— Start Dataset extract —

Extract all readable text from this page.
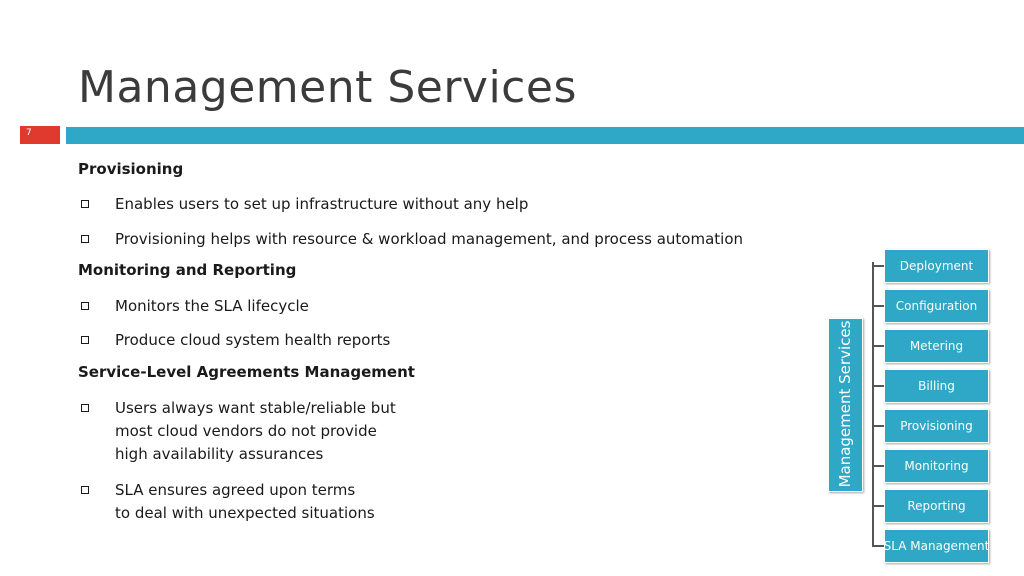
Management Services
7
Provisioning
Enables users to set up infrastructure without any help
Provisioning helps with resource & workload management, and process automation
Monitoring and Reporting
Monitors the SLA lifecycle
Produce cloud system health reports
Service-Level Agreements Management
Users always want stable/reliable but
most cloud vendors do not provide
high availability assurances
SLA ensures agreed upon terms
to deal with unexpected situations
Management Services
Deployment
Configuration
Metering
Billing
Provisioning
Monitoring
Reporting
SLA Management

— End Dataset extract —

### Exercise
Repeat each record exactly as shown above, dropping all images.

### Response to this task
Extract all readable text from this page.
Management Services
7
Provisioning
Enables users to set up infrastructure without any help
Provisioning helps with resource & workload management, and process automation
Monitoring and Reporting
Monitors the SLA lifecycle
Produce cloud system health reports
Service-Level Agreements Management
Users always want stable/reliable but
most cloud vendors do not provide
high availability assurances
SLA ensures agreed upon terms
to deal with unexpected situations
Management Services
Deployment
Configuration
Metering
Billing
Provisioning
Monitoring
Reporting
SLA Management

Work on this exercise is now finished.